WHAT TO DO: Pull out each line of the data that includes the word "naładowania".

AVAILABLE RECORDS:

==================================================

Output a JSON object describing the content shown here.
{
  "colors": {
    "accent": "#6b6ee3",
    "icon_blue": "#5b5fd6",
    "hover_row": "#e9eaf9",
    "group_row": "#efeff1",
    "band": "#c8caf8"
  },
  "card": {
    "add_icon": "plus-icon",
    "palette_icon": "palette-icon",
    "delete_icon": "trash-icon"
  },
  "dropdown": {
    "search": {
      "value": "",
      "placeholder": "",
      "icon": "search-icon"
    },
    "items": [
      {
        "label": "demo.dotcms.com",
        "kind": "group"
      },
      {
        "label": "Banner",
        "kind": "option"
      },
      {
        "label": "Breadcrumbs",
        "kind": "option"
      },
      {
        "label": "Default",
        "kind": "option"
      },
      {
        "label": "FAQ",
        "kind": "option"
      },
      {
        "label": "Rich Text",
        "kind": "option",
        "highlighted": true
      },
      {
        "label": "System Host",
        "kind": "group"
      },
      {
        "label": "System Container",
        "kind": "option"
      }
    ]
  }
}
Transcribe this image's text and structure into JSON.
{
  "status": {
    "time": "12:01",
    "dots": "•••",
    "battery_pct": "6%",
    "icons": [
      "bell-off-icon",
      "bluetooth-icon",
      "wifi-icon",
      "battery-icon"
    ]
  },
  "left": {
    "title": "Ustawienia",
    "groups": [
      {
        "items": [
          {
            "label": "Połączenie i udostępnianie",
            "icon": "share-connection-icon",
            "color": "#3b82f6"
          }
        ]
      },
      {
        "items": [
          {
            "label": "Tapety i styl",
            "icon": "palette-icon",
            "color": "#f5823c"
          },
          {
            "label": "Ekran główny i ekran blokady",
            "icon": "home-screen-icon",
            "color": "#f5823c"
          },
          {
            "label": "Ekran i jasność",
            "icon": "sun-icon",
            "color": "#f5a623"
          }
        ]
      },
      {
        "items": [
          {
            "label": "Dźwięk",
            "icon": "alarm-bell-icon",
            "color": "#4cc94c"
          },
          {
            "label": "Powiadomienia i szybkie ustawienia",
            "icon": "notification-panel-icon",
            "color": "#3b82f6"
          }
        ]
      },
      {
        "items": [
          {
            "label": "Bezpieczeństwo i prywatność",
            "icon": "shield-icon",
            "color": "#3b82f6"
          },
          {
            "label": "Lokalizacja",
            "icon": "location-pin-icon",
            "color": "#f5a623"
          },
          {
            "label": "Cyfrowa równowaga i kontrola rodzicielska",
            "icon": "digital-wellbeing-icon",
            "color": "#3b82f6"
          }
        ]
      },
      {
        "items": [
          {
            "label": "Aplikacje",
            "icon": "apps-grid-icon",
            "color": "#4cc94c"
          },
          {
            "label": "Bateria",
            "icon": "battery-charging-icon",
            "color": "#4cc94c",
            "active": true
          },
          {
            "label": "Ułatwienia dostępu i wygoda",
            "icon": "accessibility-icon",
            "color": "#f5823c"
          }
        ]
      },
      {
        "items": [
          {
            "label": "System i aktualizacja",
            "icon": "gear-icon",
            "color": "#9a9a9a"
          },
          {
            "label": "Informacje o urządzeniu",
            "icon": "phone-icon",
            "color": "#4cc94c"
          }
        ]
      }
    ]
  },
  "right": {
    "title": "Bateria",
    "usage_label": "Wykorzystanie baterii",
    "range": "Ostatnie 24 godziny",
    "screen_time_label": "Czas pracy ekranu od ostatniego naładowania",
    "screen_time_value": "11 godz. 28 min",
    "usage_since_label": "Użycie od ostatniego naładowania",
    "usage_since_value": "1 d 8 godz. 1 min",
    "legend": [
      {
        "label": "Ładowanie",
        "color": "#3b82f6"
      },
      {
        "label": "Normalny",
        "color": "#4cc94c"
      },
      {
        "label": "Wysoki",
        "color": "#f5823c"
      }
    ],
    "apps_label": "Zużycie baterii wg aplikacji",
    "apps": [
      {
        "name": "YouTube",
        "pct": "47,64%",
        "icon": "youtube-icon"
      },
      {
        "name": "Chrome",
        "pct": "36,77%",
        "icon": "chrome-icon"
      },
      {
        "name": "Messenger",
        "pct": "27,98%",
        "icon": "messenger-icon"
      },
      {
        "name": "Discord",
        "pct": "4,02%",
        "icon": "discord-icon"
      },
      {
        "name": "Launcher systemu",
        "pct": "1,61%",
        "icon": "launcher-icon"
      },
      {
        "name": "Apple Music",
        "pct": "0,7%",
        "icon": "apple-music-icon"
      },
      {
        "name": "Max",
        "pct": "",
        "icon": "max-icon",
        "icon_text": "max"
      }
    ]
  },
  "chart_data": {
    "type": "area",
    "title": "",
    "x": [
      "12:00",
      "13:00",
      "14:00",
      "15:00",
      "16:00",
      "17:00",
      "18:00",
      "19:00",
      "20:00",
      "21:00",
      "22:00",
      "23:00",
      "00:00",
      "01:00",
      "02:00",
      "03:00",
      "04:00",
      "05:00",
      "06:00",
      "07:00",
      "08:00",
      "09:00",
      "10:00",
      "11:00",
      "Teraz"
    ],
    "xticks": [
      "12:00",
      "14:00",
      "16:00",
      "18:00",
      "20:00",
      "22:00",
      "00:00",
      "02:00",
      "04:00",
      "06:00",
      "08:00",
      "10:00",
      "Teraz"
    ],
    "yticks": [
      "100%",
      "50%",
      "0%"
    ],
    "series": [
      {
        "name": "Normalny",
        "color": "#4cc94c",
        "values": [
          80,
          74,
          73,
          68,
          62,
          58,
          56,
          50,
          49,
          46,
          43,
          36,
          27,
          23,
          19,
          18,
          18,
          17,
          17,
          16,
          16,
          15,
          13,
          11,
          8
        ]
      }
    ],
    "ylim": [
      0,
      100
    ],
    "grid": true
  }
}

==================================================

COMPLETE OUTPUT:
    "screen_time_label": "Czas pracy ekranu od ostatniego naładowania",
    "usage_since_label": "Użycie od ostatniego naładowania",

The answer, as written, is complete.